Entries from a dataset
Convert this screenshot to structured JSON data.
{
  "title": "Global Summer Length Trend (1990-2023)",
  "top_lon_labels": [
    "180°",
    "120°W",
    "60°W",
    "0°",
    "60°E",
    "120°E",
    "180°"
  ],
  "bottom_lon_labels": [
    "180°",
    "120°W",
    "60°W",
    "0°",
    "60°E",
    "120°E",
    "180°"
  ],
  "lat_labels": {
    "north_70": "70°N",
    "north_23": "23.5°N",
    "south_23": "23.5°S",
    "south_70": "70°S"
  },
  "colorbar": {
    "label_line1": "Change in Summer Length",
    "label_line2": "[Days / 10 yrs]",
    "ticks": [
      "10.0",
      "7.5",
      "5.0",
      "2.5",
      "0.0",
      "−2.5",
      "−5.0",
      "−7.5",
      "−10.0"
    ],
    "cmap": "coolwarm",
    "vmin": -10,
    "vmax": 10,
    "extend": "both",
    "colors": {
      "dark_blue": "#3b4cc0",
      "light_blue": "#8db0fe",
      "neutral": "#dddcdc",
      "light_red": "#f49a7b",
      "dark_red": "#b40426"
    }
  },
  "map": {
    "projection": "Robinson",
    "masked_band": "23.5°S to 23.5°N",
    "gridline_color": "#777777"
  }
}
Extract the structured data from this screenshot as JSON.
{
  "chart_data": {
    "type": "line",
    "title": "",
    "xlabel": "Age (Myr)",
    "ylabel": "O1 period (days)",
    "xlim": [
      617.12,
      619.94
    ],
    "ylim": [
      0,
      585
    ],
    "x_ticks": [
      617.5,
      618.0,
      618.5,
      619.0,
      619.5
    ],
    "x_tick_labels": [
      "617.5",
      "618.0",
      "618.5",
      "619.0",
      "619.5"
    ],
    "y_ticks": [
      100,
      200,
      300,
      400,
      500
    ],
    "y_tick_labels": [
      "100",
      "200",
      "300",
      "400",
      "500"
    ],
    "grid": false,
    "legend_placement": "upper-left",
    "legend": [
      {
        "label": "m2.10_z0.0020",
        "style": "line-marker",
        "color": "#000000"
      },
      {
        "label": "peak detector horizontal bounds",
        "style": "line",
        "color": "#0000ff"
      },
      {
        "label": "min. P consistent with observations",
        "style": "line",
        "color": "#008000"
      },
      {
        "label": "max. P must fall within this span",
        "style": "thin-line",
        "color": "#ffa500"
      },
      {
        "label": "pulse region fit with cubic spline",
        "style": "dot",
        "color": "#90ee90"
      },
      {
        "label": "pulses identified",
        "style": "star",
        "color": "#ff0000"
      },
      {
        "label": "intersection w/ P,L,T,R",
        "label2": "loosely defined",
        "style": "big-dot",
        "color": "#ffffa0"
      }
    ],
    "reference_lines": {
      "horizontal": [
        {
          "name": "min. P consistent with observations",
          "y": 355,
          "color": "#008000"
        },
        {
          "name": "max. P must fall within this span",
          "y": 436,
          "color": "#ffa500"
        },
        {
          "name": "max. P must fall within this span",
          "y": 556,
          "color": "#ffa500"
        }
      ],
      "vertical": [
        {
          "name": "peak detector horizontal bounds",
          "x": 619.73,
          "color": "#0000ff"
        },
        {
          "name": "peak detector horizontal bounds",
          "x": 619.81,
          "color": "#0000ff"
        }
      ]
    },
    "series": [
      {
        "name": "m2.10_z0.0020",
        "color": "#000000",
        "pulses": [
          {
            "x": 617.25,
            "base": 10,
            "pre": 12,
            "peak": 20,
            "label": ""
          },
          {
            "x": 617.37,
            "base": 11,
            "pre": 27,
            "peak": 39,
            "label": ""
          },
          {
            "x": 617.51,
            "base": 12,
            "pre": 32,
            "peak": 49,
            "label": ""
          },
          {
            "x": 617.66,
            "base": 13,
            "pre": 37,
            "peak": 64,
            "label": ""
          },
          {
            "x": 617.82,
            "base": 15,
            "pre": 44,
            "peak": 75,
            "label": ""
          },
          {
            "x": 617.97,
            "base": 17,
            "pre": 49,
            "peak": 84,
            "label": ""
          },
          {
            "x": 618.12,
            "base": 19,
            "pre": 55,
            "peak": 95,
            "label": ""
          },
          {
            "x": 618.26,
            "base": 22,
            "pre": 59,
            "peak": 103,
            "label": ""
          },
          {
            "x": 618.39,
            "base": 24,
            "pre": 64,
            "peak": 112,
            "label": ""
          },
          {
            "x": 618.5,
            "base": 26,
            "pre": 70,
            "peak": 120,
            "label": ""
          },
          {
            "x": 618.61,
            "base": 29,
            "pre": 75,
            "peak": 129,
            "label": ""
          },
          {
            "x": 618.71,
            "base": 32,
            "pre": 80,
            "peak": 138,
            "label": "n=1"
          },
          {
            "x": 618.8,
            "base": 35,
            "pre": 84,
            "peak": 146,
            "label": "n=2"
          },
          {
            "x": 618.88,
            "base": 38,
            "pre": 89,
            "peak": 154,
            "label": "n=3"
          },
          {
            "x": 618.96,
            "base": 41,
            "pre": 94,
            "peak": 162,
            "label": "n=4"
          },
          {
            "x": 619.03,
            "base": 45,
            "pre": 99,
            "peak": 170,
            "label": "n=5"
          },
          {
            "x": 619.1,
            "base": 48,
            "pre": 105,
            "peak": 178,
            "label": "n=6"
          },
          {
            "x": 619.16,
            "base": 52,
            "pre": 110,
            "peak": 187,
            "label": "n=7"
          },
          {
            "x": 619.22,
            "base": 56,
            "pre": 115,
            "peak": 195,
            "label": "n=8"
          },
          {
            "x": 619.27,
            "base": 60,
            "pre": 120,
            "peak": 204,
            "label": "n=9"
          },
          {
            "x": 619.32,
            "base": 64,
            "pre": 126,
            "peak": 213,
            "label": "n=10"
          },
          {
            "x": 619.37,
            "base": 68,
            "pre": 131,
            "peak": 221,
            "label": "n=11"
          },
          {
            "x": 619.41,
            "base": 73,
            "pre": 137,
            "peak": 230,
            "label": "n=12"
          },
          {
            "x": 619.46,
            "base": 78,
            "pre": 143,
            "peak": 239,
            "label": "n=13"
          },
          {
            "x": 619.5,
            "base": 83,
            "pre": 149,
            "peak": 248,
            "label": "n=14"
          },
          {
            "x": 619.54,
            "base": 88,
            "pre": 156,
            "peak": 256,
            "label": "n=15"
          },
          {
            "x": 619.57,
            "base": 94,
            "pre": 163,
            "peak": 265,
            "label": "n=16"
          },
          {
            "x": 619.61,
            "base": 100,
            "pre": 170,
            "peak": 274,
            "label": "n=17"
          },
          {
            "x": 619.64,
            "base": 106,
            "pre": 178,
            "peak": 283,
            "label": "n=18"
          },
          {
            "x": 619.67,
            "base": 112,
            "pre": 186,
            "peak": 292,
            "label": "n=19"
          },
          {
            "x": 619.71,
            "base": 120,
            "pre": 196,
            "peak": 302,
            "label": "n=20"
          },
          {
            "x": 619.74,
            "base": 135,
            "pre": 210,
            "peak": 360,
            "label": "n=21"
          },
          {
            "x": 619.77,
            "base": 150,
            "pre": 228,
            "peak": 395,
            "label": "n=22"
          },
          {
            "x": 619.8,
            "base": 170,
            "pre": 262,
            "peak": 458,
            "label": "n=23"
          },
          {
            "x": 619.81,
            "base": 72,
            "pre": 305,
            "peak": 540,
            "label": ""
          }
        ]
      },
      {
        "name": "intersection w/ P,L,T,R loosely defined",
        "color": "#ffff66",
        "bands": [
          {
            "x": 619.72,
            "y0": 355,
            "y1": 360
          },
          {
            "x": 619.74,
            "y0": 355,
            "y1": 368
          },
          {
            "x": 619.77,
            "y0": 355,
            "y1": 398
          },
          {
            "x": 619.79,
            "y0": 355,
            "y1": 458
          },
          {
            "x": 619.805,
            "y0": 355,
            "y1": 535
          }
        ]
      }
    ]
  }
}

• **TASK DIRECTIONS**
Extract every line of the records above that contains the word "structured".

• **SOLUTION BELOW**
Convert this screenshot to structured JSON data.
Extract the structured data from this screenshot as JSON.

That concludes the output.